• _Task instructions_: Collect each line holding the string "conexión".

• _Given information_:

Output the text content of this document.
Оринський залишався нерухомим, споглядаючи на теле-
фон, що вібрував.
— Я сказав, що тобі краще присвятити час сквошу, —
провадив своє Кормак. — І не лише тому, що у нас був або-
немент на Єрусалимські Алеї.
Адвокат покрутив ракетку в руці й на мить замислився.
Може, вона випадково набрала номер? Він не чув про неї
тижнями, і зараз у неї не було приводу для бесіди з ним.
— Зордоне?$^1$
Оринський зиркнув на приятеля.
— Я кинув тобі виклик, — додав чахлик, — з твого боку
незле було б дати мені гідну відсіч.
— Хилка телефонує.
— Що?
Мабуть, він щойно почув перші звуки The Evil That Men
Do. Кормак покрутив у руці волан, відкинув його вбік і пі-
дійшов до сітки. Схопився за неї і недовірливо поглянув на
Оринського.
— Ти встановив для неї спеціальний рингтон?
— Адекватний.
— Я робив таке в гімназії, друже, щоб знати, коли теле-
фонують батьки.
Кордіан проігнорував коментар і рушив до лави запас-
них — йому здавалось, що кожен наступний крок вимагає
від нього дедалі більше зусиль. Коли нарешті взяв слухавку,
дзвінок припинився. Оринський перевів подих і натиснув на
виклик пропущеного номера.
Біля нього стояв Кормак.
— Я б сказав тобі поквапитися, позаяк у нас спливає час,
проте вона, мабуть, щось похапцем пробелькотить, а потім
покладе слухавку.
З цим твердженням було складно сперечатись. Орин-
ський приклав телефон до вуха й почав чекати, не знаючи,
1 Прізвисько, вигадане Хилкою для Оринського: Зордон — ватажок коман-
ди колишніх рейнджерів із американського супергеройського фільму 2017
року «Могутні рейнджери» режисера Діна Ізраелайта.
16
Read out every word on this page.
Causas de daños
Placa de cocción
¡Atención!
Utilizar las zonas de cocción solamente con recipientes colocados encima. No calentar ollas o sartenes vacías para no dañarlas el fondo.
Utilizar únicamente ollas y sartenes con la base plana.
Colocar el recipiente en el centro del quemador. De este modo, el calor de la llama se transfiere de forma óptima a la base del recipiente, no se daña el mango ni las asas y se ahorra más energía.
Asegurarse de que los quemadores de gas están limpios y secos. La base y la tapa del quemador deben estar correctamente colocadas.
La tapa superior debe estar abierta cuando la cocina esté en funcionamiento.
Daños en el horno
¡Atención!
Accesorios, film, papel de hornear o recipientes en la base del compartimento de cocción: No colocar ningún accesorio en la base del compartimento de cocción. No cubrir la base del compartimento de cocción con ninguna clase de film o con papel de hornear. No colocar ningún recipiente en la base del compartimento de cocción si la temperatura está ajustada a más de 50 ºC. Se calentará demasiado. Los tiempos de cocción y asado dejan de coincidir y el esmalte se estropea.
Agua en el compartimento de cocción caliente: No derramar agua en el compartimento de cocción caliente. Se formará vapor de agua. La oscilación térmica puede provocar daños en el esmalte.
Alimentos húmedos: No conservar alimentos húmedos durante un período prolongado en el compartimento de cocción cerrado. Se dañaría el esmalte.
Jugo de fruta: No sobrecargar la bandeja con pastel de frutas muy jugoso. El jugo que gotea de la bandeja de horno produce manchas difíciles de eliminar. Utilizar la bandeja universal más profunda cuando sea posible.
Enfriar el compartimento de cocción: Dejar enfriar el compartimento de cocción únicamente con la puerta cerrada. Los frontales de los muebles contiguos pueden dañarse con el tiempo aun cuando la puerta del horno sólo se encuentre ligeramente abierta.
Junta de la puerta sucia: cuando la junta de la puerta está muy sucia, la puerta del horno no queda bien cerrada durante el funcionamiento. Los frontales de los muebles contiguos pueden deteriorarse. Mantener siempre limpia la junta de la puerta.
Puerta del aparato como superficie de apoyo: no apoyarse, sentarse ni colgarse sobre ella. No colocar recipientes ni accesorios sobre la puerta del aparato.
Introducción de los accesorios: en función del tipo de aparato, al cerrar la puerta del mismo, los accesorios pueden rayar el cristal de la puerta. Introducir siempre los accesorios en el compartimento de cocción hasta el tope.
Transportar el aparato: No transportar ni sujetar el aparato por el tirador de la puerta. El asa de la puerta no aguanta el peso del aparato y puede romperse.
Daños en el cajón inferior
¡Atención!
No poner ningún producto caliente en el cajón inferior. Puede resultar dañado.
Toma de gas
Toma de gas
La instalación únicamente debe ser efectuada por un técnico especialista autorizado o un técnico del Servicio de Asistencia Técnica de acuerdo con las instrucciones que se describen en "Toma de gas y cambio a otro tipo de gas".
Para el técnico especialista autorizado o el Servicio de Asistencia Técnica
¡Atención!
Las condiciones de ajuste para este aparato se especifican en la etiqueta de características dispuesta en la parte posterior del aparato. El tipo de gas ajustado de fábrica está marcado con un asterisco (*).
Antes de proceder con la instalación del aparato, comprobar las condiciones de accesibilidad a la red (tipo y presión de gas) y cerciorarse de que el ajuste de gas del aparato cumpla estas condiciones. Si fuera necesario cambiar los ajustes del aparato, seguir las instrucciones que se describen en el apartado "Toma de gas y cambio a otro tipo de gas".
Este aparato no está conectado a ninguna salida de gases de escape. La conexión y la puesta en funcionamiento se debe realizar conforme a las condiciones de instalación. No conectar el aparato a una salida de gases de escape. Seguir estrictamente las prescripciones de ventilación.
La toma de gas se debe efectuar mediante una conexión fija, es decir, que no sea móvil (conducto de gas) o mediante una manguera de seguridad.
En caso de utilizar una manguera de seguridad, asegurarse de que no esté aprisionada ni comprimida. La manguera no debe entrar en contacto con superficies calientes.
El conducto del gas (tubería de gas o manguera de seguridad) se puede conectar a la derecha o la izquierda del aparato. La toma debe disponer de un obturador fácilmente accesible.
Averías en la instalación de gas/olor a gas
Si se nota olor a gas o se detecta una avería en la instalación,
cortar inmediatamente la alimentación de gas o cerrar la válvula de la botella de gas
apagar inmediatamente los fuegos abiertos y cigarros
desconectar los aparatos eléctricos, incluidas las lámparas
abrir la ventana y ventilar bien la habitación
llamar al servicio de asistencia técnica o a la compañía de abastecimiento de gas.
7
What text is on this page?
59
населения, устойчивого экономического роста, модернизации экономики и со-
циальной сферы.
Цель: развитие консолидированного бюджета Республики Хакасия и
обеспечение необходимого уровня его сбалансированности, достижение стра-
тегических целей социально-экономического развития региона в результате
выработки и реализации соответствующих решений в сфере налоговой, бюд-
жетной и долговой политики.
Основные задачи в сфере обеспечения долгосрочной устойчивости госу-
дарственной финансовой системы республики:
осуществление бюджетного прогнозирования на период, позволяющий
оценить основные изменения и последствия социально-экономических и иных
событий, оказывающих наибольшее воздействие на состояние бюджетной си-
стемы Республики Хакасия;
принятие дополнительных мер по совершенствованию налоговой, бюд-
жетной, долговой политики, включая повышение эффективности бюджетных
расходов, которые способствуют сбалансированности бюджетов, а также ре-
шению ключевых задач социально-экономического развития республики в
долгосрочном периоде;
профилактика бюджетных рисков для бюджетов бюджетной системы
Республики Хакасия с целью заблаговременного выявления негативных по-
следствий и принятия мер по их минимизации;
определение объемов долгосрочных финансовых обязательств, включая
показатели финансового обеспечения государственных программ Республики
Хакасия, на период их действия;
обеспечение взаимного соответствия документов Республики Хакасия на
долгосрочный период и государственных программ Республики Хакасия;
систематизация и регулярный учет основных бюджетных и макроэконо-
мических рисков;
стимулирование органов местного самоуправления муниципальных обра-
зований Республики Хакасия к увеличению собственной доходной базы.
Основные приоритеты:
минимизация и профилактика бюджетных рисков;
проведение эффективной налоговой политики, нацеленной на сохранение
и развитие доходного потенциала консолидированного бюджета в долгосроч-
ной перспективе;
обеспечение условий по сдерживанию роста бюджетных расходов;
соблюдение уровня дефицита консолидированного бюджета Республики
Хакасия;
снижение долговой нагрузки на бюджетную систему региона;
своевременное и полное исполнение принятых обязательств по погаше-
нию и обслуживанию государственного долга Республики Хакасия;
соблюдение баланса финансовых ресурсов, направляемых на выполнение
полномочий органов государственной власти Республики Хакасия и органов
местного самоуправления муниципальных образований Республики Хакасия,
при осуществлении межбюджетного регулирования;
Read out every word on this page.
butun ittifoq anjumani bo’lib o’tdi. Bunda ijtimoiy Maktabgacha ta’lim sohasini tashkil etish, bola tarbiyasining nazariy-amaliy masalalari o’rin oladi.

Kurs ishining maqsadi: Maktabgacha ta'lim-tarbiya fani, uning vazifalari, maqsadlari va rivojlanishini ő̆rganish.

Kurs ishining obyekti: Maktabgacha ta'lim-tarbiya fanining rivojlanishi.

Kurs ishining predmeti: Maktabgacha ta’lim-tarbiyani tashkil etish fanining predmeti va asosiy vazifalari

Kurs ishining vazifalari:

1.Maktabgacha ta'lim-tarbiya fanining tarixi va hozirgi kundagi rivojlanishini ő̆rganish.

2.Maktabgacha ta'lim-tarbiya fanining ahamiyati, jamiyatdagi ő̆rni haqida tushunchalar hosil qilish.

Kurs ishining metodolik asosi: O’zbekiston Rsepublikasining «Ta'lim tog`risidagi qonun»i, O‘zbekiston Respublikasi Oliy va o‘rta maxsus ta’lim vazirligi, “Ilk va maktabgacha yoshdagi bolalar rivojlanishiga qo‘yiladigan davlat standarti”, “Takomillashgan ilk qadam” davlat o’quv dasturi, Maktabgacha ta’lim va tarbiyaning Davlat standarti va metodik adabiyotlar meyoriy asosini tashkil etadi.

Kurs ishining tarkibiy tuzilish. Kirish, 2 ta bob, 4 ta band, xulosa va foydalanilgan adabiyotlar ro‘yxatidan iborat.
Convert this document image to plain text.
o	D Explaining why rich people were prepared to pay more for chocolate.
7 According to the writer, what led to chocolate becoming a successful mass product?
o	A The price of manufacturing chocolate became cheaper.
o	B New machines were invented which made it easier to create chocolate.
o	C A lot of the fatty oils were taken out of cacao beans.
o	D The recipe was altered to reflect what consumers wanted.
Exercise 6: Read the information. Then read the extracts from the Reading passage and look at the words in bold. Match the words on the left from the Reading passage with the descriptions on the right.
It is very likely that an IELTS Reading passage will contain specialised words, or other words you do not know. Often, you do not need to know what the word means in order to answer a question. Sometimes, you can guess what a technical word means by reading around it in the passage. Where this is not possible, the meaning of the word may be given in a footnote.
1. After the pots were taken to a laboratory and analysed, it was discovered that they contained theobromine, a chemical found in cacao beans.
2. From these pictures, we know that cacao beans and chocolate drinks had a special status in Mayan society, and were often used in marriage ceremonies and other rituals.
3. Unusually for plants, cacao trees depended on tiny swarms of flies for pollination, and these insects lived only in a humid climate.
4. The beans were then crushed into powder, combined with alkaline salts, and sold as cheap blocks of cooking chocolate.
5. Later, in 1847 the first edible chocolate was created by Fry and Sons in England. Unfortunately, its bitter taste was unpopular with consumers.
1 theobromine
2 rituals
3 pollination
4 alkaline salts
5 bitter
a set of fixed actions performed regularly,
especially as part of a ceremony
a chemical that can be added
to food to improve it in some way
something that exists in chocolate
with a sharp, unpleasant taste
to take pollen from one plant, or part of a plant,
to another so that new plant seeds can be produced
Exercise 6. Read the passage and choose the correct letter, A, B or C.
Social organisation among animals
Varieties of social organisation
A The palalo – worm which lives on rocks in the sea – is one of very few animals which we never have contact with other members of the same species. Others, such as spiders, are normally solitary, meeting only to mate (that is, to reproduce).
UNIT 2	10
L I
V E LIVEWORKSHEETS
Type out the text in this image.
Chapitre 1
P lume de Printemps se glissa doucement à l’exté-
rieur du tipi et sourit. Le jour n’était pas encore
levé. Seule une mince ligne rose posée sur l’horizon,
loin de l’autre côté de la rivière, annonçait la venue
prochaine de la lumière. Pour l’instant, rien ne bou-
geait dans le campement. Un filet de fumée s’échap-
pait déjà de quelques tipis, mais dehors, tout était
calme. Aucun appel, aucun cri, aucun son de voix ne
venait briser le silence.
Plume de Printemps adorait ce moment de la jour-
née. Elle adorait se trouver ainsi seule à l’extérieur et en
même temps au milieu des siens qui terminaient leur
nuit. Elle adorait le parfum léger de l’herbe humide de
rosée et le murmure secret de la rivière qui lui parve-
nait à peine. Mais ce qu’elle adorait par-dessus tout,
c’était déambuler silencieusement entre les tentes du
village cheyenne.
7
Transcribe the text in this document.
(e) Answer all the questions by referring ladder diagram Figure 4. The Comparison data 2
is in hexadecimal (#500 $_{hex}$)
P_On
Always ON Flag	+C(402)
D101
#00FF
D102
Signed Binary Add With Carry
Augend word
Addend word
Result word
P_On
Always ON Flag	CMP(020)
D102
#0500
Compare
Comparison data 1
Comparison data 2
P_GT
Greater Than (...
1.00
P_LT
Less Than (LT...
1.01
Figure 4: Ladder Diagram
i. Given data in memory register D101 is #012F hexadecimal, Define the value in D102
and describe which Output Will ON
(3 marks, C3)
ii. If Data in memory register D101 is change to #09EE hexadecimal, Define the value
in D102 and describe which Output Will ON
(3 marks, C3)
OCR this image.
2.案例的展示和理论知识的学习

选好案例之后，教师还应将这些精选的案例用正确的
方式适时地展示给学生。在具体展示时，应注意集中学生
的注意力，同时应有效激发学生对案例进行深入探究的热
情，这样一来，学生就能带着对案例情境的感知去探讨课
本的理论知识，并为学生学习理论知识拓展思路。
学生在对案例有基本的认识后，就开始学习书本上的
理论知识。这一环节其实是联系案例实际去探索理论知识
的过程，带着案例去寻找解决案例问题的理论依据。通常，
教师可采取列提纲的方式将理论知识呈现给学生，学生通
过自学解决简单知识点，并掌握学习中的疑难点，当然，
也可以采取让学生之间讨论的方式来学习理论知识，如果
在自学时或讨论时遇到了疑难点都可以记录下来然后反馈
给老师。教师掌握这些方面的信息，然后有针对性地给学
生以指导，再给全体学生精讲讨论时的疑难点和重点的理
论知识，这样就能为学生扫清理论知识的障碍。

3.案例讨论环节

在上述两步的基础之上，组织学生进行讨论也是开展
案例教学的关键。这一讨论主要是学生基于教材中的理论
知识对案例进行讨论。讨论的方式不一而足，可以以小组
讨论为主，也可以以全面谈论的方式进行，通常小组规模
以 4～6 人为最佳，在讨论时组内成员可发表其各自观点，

• _Task answer_:
Este aparato no está conectado a ninguna salida de gases de escape. La conexión y la puesta en funcionamiento se debe realizar conforme a las condiciones de instalación. No conectar el aparato a una salida de gases de escape. Seguir estrictamente las prescripciones de ventilación.
La toma de gas se debe efectuar mediante una conexión fija, es decir, que no sea móvil (conducto de gas) o mediante una manguera de seguridad.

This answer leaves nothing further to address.